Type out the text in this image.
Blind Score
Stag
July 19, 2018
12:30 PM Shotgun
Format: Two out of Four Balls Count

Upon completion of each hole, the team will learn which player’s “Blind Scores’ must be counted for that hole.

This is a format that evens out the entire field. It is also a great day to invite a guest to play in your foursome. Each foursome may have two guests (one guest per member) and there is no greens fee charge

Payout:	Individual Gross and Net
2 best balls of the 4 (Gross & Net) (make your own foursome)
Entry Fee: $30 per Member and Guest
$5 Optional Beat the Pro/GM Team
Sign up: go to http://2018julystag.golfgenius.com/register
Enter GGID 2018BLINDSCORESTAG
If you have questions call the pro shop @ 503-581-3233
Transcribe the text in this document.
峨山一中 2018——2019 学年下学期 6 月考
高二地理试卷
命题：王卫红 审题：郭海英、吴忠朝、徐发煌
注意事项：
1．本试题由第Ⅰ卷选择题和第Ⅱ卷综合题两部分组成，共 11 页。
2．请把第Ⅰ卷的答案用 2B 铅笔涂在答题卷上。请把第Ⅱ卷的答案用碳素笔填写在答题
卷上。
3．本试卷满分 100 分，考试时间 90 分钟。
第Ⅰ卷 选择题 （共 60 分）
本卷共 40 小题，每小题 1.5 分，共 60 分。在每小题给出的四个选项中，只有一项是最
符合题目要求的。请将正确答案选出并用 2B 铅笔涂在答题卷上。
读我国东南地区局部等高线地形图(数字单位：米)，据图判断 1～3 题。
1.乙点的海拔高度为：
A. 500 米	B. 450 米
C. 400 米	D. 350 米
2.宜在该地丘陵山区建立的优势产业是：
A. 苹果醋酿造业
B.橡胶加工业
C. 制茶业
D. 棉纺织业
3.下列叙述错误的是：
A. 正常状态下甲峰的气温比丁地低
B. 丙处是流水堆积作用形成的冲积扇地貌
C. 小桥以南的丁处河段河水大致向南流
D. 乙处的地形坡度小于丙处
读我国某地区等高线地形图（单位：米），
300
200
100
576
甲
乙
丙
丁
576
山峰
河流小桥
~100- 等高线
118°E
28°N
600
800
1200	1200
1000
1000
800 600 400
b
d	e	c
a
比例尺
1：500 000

= = = = =

▸ **What needs to be done**
Give back the whole listing, word for word.

▸ **Output**
Type out the text in this image.
Blind Score
Stag
July 19, 2018
12:30 PM Shotgun
Format: Two out of Four Balls Count

Upon completion of each hole, the team will learn which player’s “Blind Scores’ must be counted for that hole.

This is a format that evens out the entire field. It is also a great day to invite a guest to play in your foursome. Each foursome may have two guests (one guest per member) and there is no greens fee charge

Payout:	Individual Gross and Net
2 best balls of the 4 (Gross & Net) (make your own foursome)
Entry Fee: $30 per Member and Guest
$5 Optional Beat the Pro/GM Team
Sign up: go to http://2018julystag.golfgenius.com/register
Enter GGID 2018BLINDSCORESTAG
If you have questions call the pro shop @ 503-581-3233
Transcribe the text in this document.
峨山一中 2018——2019 学年下学期 6 月考
高二地理试卷
命题：王卫红 审题：郭海英、吴忠朝、徐发煌
注意事项：
1．本试题由第Ⅰ卷选择题和第Ⅱ卷综合题两部分组成，共 11 页。
2．请把第Ⅰ卷的答案用 2B 铅笔涂在答题卷上。请把第Ⅱ卷的答案用碳素笔填写在答题
卷上。
3．本试卷满分 100 分，考试时间 90 分钟。
第Ⅰ卷 选择题 （共 60 分）
本卷共 40 小题，每小题 1.5 分，共 60 分。在每小题给出的四个选项中，只有一项是最
符合题目要求的。请将正确答案选出并用 2B 铅笔涂在答题卷上。
读我国东南地区局部等高线地形图(数字单位：米)，据图判断 1～3 题。
1.乙点的海拔高度为：
A. 500 米	B. 450 米
C. 400 米	D. 350 米
2.宜在该地丘陵山区建立的优势产业是：
A. 苹果醋酿造业
B.橡胶加工业
C. 制茶业
D. 棉纺织业
3.下列叙述错误的是：
A. 正常状态下甲峰的气温比丁地低
B. 丙处是流水堆积作用形成的冲积扇地貌
C. 小桥以南的丁处河段河水大致向南流
D. 乙处的地形坡度小于丙处
读我国某地区等高线地形图（单位：米），
300
200
100
576
甲
乙
丙
丁
576
山峰
河流小桥
~100- 等高线
118°E
28°N
600
800
1200	1200
1000
1000
800 600 400
b
d	e	c
a
比例尺
1：500 000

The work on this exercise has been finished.